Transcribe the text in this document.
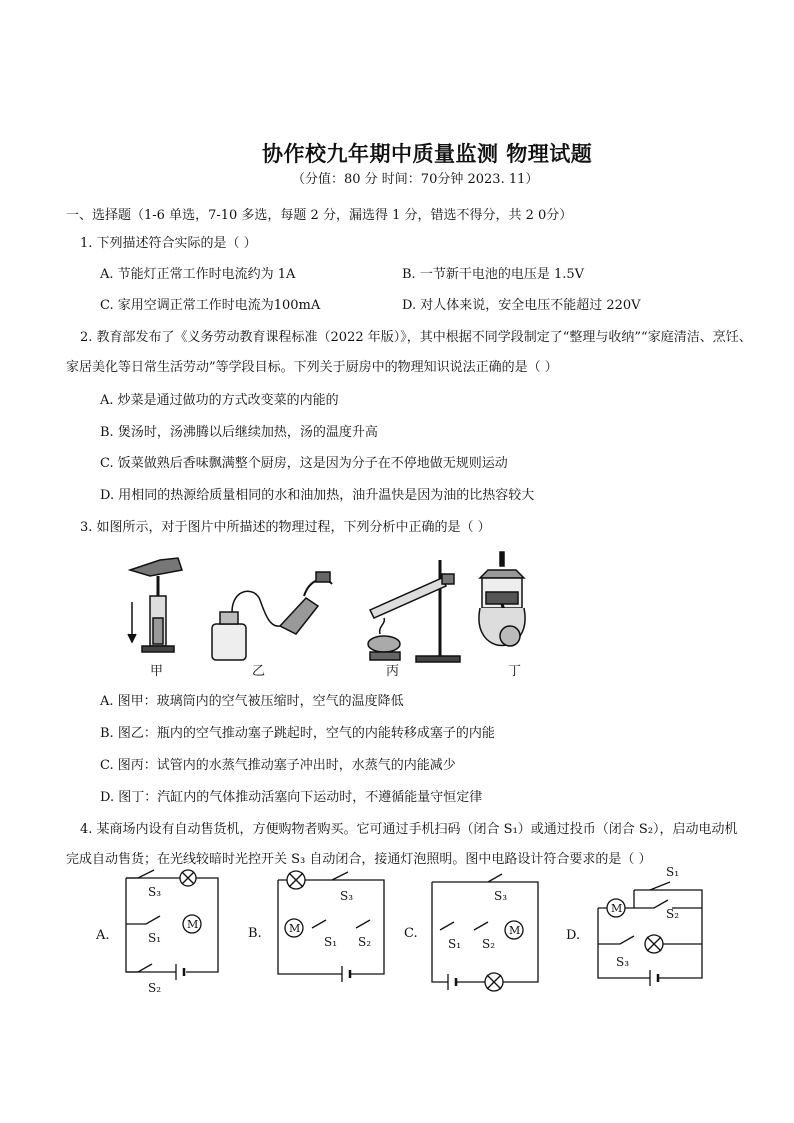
协作校九年期中质量监测 物理试题
（分值：80 分 时间：70分钟 2023. 11）
一、选择题（1-6 单选，7-10 多选，每题 2 分，漏选得 1 分，错选不得分，共 2 0分）
1. 下列描述符合实际的是（ ）
A. 节能灯正常工作时电流约为 1A	B. 一节新干电池的电压是 1.5V
C. 家用空调正常工作时电流为100mA	D. 对人体来说，安全电压不能超过 220V
2. 教育部发布了《义务劳动教育课程标准（2022 年版）》，其中根据不同学段制定了“整理与收纳”“家庭清洁、烹饪、
家居美化等日常生活劳动”等学段目标。下列关于厨房中的物理知识说法正确的是（ ）
A. 炒菜是通过做功的方式改变菜的内能的
B. 煲汤时，汤沸腾以后继续加热，汤的温度升高
C. 饭菜做熟后香味飘满整个厨房，这是因为分子在不停地做无规则运动
D. 用相同的热源给质量相同的水和油加热，油升温快是因为油的比热容较大
3. 如图所示，对于图片中所描述的物理过程，下列分析中正确的是（ ）
甲	乙	丙	丁
A. 图甲：玻璃筒内的空气被压缩时，空气的温度降低
B. 图乙：瓶内的空气推动塞子跳起时，空气的内能转移成塞子的内能
C. 图丙：试管内的水蒸气推动塞子冲出时，水蒸气的内能减少
D. 图丁：汽缸内的气体推动活塞向下运动时，不遵循能量守恒定律
4. 某商场内设有自动售货机，方便购物者购买。它可通过手机扫码（闭合 S₁）或通过投币（闭合 S₂），启动电动机
完成自动售货；在光线较暗时光控开关 S₃ 自动闭合，接通灯泡照明。图中电路设计符合要求的是（ ）
A.	B.	C.	D.
S₃
M
S₁
S₂
S₃
M
S₁ S₂
S₃
S₁ S₂
M
S₁
S₂
S₃
M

• _TASK BRIEF_
Transcribe the records above exactly, leaving out every picture.

• _REPLY TO THE TASK_
Transcribe the text in this document.
协作校九年期中质量监测 物理试题
（分值：80 分 时间：70分钟 2023. 11）
一、选择题（1-6 单选，7-10 多选，每题 2 分，漏选得 1 分，错选不得分，共 2 0分）
1. 下列描述符合实际的是（ ）
A. 节能灯正常工作时电流约为 1A	B. 一节新干电池的电压是 1.5V
C. 家用空调正常工作时电流为100mA	D. 对人体来说，安全电压不能超过 220V
2. 教育部发布了《义务劳动教育课程标准（2022 年版）》，其中根据不同学段制定了“整理与收纳”“家庭清洁、烹饪、
家居美化等日常生活劳动”等学段目标。下列关于厨房中的物理知识说法正确的是（ ）
A. 炒菜是通过做功的方式改变菜的内能的
B. 煲汤时，汤沸腾以后继续加热，汤的温度升高
C. 饭菜做熟后香味飘满整个厨房，这是因为分子在不停地做无规则运动
D. 用相同的热源给质量相同的水和油加热，油升温快是因为油的比热容较大
3. 如图所示，对于图片中所描述的物理过程，下列分析中正确的是（ ）
甲	乙	丙	丁
A. 图甲：玻璃筒内的空气被压缩时，空气的温度降低
B. 图乙：瓶内的空气推动塞子跳起时，空气的内能转移成塞子的内能
C. 图丙：试管内的水蒸气推动塞子冲出时，水蒸气的内能减少
D. 图丁：汽缸内的气体推动活塞向下运动时，不遵循能量守恒定律
4. 某商场内设有自动售货机，方便购物者购买。它可通过手机扫码（闭合 S₁）或通过投币（闭合 S₂），启动电动机
完成自动售货；在光线较暗时光控开关 S₃ 自动闭合，接通灯泡照明。图中电路设计符合要求的是（ ）
A.	B.	C.	D.
S₃
M
S₁
S₂
S₃
M
S₁ S₂
S₃
S₁ S₂
M
S₁
S₂
S₃
M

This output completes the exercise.